> **RECORD EXCERPTS**
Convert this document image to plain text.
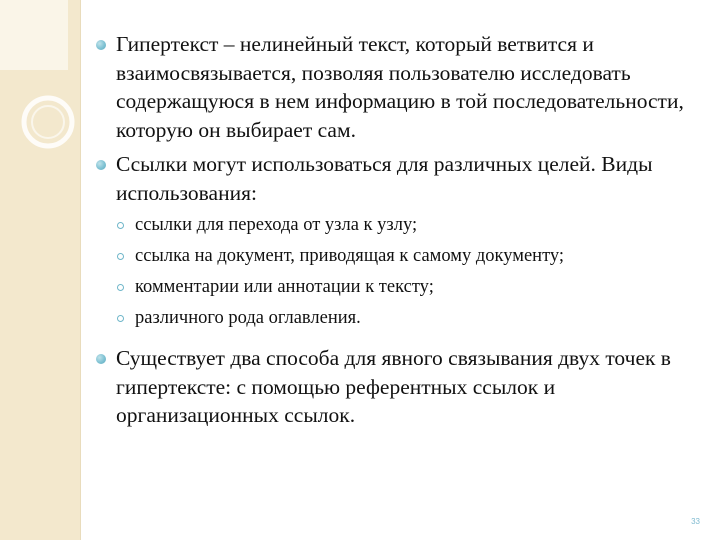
Гипертекст – нелинейный текст, который ветвится и взаимосвязывается, позволяя пользователю исследовать содержащуюся в нем информацию в той последовательности, которую он выбирает сам.

Ссылки могут использоваться для различных целей. Виды использования:

ссылки для перехода от узла к узлу;

ссылка на документ, приводящая к самому документу;

комментарии или аннотации к тексту;

различного рода оглавления.

Существует два способа для явного связывания двух точек в гипертексте: с помощью референтных ссылок и организационных ссылок.

33
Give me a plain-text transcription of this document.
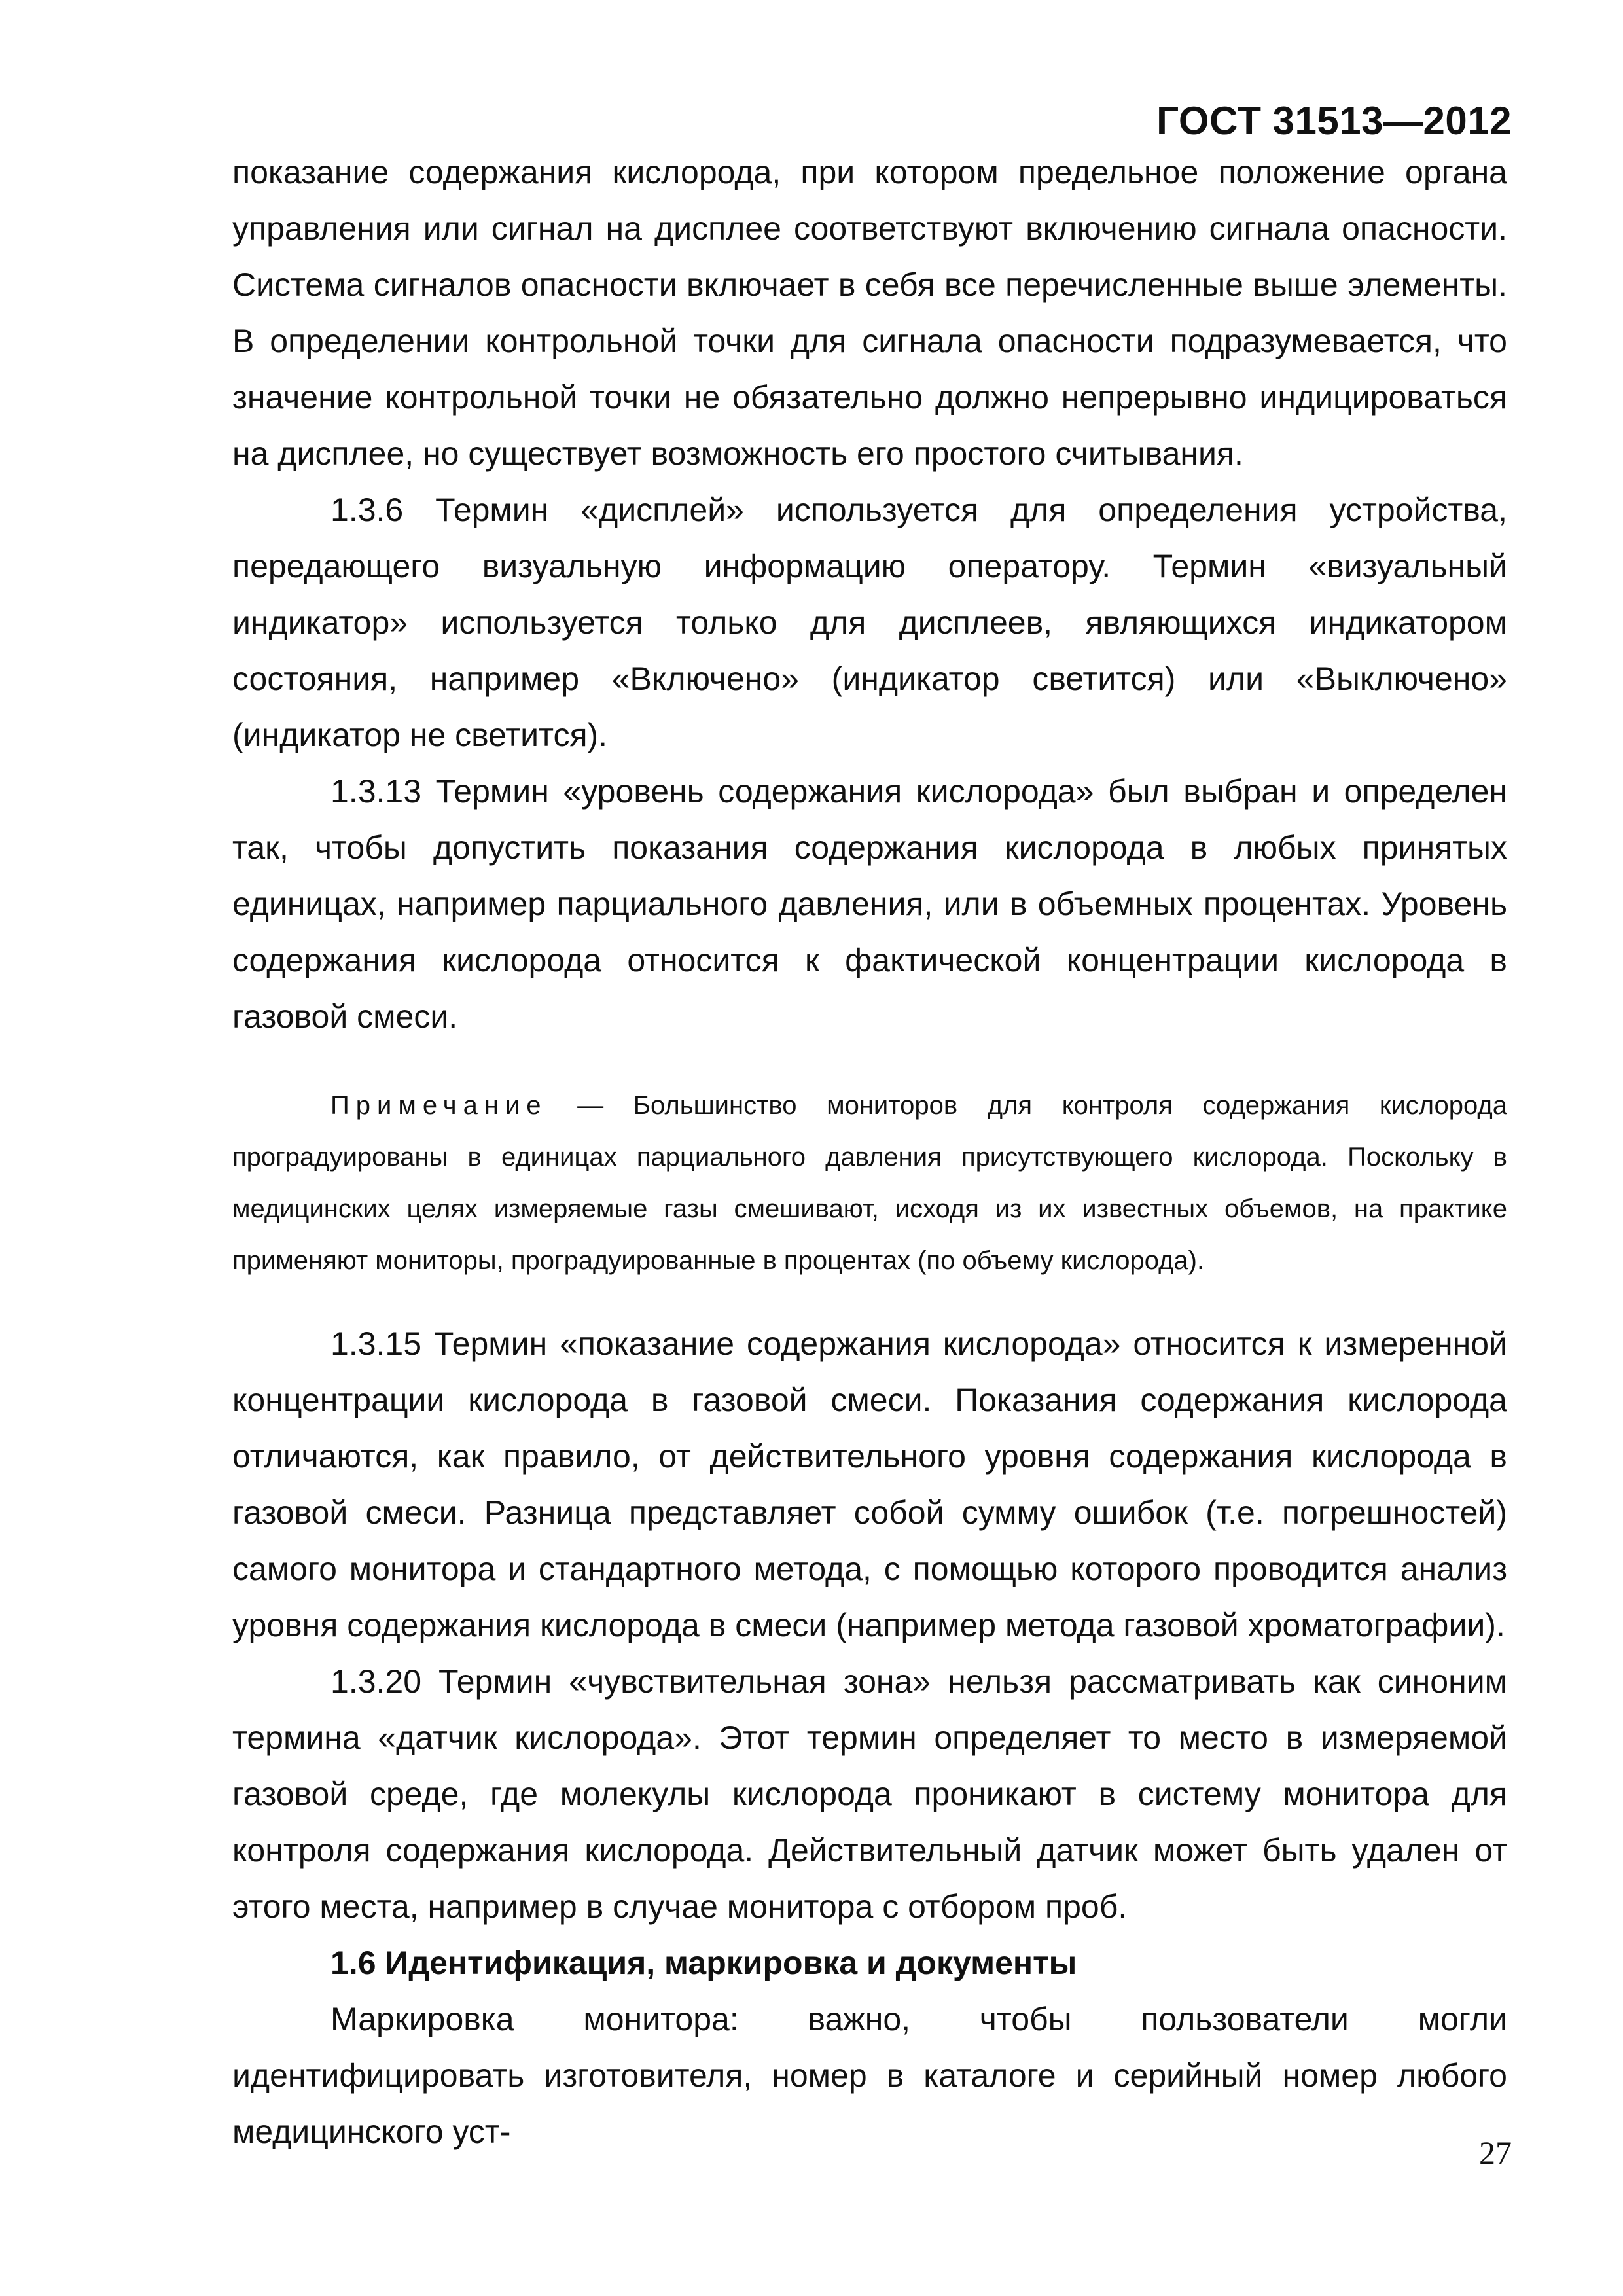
ГОСТ 31513—2012

показание содержания кислорода, при котором предельное положение органа управления или сигнал на дисплее соответствуют включению сигнала опасности. Система сигналов опасности включает в себя все перечисленные выше элементы. В определении контрольной точки для сигнала опасности подразумевается, что значение контрольной точки не обязательно должно непрерывно индицироваться на дисплее, но существует возможность его простого считывания.

1.3.6 Термин «дисплей» используется для определения устройства, передающего визуальную информацию оператору. Термин «визуальный индикатор» используется только для дисплеев, являющихся индикатором состояния, например «Включено» (индикатор светится) или «Выключено» (индикатор не светится).

1.3.13 Термин «уровень содержания кислорода» был выбран и определен так, чтобы допустить показания содержания кислорода в любых принятых единицах, например парциального давления, или в объемных процентах. Уровень содержания кислорода относится к фактической концентрации кислорода в газовой смеси.

Примечание — Большинство мониторов для контроля содержания кислорода проградуированы в единицах парциального давления присутствующего кислорода. Поскольку в медицинских целях измеряемые газы смешивают, исходя из их известных объемов, на практике применяют мониторы, проградуированные в процентах (по объему кислорода).

1.3.15 Термин «показание содержания кислорода» относится к измеренной концентрации кислорода в газовой смеси. Показания содержания кислорода отличаются, как правило, от действительного уровня содержания кислорода в газовой смеси. Разница представляет собой сумму ошибок (т.е. погрешностей) самого монитора и стандартного метода, с помощью которого проводится анализ уровня содержания кислорода в смеси (например метода газовой хроматографии).

1.3.20 Термин «чувствительная зона» нельзя рассматривать как синоним термина «датчик кислорода». Этот термин определяет то место в измеряемой газовой среде, где молекулы кислорода проникают в систему монитора для контроля содержания кислорода. Действительный датчик может быть удален от этого места, например в случае монитора с отбором проб.

1.6 Идентификация, маркировка и документы

Маркировка монитора: важно, чтобы пользователи могли идентифицировать изготовителя, номер в каталоге и серийный номер любого медицинского уст-

27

> **TASK STATEMENT**
Show the lines of the records that include the string "plain".

> **FINISHED ANSWER**
Convert this document image to plain text.
Give me a plain-text transcription of this document.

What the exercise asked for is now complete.